▸ GOAL
Please quote the material exactly, every line of it.

▸ PROVIDED ENTRIES

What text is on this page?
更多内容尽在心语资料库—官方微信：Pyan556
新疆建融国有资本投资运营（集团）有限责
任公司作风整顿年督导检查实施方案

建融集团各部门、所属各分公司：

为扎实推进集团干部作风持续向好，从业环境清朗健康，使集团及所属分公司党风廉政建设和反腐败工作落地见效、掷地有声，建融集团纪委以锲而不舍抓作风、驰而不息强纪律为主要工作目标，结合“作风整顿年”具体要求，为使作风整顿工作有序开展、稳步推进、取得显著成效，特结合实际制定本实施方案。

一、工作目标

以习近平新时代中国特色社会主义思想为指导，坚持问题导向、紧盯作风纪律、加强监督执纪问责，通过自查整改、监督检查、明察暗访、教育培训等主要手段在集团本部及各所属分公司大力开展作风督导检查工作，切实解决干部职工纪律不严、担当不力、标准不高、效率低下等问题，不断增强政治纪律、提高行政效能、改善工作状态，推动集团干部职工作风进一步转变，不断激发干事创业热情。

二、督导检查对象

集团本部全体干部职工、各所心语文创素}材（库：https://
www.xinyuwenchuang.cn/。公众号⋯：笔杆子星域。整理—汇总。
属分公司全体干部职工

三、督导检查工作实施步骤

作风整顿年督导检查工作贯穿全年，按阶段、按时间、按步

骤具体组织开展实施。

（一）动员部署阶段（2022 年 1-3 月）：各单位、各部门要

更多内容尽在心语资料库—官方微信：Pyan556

▸ EXERCISE RESPONSE
What text is on this page?
更多内容尽在心语资料库—官方微信：Pyan556
新疆建融国有资本投资运营（集团）有限责
任公司作风整顿年督导检查实施方案

建融集团各部门、所属各分公司：

为扎实推进集团干部作风持续向好，从业环境清朗健康，使集团及所属分公司党风廉政建设和反腐败工作落地见效、掷地有声，建融集团纪委以锲而不舍抓作风、驰而不息强纪律为主要工作目标，结合“作风整顿年”具体要求，为使作风整顿工作有序开展、稳步推进、取得显著成效，特结合实际制定本实施方案。

一、工作目标

以习近平新时代中国特色社会主义思想为指导，坚持问题导向、紧盯作风纪律、加强监督执纪问责，通过自查整改、监督检查、明察暗访、教育培训等主要手段在集团本部及各所属分公司大力开展作风督导检查工作，切实解决干部职工纪律不严、担当不力、标准不高、效率低下等问题，不断增强政治纪律、提高行政效能、改善工作状态，推动集团干部职工作风进一步转变，不断激发干事创业热情。

二、督导检查对象

集团本部全体干部职工、各所心语文创素}材（库：https://
www.xinyuwenchuang.cn/。公众号⋯：笔杆子星域。整理—汇总。
属分公司全体干部职工

三、督导检查工作实施步骤

作风整顿年督导检查工作贯穿全年，按阶段、按时间、按步

骤具体组织开展实施。

（一）动员部署阶段（2022 年 1-3 月）：各单位、各部门要

更多内容尽在心语资料库—官方微信：Pyan556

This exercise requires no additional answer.